Below is some material; transcribe all of it exactly.

#### Data to process

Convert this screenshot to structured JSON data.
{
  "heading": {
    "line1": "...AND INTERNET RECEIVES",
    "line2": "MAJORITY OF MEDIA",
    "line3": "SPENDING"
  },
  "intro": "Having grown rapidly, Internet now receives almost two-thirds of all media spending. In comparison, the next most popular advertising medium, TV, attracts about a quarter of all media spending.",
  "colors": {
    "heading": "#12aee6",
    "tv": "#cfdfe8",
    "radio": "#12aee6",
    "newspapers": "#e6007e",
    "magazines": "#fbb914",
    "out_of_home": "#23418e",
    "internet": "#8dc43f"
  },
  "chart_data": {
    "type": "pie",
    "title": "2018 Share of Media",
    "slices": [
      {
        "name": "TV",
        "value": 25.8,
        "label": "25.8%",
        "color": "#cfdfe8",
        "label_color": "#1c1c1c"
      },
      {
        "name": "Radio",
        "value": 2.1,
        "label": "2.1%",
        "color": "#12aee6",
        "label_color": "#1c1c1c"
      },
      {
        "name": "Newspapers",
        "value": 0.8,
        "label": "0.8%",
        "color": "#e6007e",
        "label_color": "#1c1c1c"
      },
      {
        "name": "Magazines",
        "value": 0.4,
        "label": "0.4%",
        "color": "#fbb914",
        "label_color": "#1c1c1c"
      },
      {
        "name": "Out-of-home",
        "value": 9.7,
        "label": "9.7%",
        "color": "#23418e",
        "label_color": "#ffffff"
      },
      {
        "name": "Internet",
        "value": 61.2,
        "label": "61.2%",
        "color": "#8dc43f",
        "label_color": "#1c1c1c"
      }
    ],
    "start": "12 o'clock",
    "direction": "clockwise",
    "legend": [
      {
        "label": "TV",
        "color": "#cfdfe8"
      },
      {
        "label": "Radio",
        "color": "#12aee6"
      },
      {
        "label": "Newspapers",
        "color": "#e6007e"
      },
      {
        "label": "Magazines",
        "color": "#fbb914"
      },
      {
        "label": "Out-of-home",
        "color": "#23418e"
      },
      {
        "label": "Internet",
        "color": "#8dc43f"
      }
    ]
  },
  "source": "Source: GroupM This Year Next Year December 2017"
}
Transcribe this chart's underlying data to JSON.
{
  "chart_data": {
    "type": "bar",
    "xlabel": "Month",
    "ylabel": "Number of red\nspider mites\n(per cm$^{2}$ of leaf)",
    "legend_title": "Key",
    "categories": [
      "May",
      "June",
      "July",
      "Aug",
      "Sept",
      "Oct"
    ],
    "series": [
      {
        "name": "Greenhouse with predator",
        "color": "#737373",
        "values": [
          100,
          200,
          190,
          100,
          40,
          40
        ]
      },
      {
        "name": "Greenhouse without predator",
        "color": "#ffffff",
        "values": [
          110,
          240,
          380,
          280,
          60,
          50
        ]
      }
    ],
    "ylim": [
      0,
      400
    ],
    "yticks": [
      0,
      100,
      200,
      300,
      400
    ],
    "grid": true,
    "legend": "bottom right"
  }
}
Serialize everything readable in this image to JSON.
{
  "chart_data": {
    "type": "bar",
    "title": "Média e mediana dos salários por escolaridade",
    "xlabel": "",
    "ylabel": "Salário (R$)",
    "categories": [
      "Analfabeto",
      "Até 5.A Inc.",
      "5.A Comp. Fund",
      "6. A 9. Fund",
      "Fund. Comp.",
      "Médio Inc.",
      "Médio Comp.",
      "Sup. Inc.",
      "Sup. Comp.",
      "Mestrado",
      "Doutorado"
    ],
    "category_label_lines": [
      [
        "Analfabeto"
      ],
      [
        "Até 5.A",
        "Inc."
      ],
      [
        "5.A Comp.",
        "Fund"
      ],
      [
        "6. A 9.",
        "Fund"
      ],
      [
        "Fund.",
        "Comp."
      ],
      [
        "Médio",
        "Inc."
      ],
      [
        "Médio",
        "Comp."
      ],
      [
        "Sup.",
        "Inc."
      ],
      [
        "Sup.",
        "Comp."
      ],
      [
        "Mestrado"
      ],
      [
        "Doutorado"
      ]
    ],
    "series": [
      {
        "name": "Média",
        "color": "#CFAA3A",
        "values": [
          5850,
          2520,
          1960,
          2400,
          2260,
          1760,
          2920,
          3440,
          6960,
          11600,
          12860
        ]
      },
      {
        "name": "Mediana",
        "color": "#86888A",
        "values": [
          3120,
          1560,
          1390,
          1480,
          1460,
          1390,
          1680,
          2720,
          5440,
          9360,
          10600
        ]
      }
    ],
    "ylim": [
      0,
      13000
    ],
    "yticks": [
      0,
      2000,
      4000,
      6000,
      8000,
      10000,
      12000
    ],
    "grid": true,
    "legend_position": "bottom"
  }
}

########

• _Output for this exercise_
Convert this screenshot to structured JSON data.
{
  "heading": {
    "line1": "...AND INTERNET RECEIVES",
    "line2": "MAJORITY OF MEDIA",
    "line3": "SPENDING"
  },
  "intro": "Having grown rapidly, Internet now receives almost two-thirds of all media spending. In comparison, the next most popular advertising medium, TV, attracts about a quarter of all media spending.",
  "colors": {
    "heading": "#12aee6",
    "tv": "#cfdfe8",
    "radio": "#12aee6",
    "newspapers": "#e6007e",
    "magazines": "#fbb914",
    "out_of_home": "#23418e",
    "internet": "#8dc43f"
  },
  "chart_data": {
    "type": "pie",
    "title": "2018 Share of Media",
    "slices": [
      {
        "name": "TV",
        "value": 25.8,
        "label": "25.8%",
        "color": "#cfdfe8",
        "label_color": "#1c1c1c"
      },
      {
        "name": "Radio",
        "value": 2.1,
        "label": "2.1%",
        "color": "#12aee6",
        "label_color": "#1c1c1c"
      },
      {
        "name": "Newspapers",
        "value": 0.8,
        "label": "0.8%",
        "color": "#e6007e",
        "label_color": "#1c1c1c"
      },
      {
        "name": "Magazines",
        "value": 0.4,
        "label": "0.4%",
        "color": "#fbb914",
        "label_color": "#1c1c1c"
      },
      {
        "name": "Out-of-home",
        "value": 9.7,
        "label": "9.7%",
        "color": "#23418e",
        "label_color": "#ffffff"
      },
      {
        "name": "Internet",
        "value": 61.2,
        "label": "61.2%",
        "color": "#8dc43f",
        "label_color": "#1c1c1c"
      }
    ],
    "start": "12 o'clock",
    "direction": "clockwise",
    "legend": [
      {
        "label": "TV",
        "color": "#cfdfe8"
      },
      {
        "label": "Radio",
        "color": "#12aee6"
      },
      {
        "label": "Newspapers",
        "color": "#e6007e"
      },
      {
        "label": "Magazines",
        "color": "#fbb914"
      },
      {
        "label": "Out-of-home",
        "color": "#23418e"
      },
      {
        "label": "Internet",
        "color": "#8dc43f"
      }
    ]
  },
  "source": "Source: GroupM This Year Next Year December 2017"
}
Transcribe this chart's underlying data to JSON.
{
  "chart_data": {
    "type": "bar",
    "xlabel": "Month",
    "ylabel": "Number of red\nspider mites\n(per cm$^{2}$ of leaf)",
    "legend_title": "Key",
    "categories": [
      "May",
      "June",
      "July",
      "Aug",
      "Sept",
      "Oct"
    ],
    "series": [
      {
        "name": "Greenhouse with predator",
        "color": "#737373",
        "values": [
          100,
          200,
          190,
          100,
          40,
          40
        ]
      },
      {
        "name": "Greenhouse without predator",
        "color": "#ffffff",
        "values": [
          110,
          240,
          380,
          280,
          60,
          50
        ]
      }
    ],
    "ylim": [
      0,
      400
    ],
    "yticks": [
      0,
      100,
      200,
      300,
      400
    ],
    "grid": true,
    "legend": "bottom right"
  }
}
Serialize everything readable in this image to JSON.
{
  "chart_data": {
    "type": "bar",
    "title": "Média e mediana dos salários por escolaridade",
    "xlabel": "",
    "ylabel": "Salário (R$)",
    "categories": [
      "Analfabeto",
      "Até 5.A Inc.",
      "5.A Comp. Fund",
      "6. A 9. Fund",
      "Fund. Comp.",
      "Médio Inc.",
      "Médio Comp.",
      "Sup. Inc.",
      "Sup. Comp.",
      "Mestrado",
      "Doutorado"
    ],
    "category_label_lines": [
      [
        "Analfabeto"
      ],
      [
        "Até 5.A",
        "Inc."
      ],
      [
        "5.A Comp.",
        "Fund"
      ],
      [
        "6. A 9.",
        "Fund"
      ],
      [
        "Fund.",
        "Comp."
      ],
      [
        "Médio",
        "Inc."
      ],
      [
        "Médio",
        "Comp."
      ],
      [
        "Sup.",
        "Inc."
      ],
      [
        "Sup.",
        "Comp."
      ],
      [
        "Mestrado"
      ],
      [
        "Doutorado"
      ]
    ],
    "series": [
      {
        "name": "Média",
        "color": "#CFAA3A",
        "values": [
          5850,
          2520,
          1960,
          2400,
          2260,
          1760,
          2920,
          3440,
          6960,
          11600,
          12860
        ]
      },
      {
        "name": "Mediana",
        "color": "#86888A",
        "values": [
          3120,
          1560,
          1390,
          1480,
          1460,
          1390,
          1680,
          2720,
          5440,
          9360,
          10600
        ]
      }
    ],
    "ylim": [
      0,
      13000
    ],
    "yticks": [
      0,
      2000,
      4000,
      6000,
      8000,
      10000,
      12000
    ],
    "grid": true,
    "legend_position": "bottom"
  }
}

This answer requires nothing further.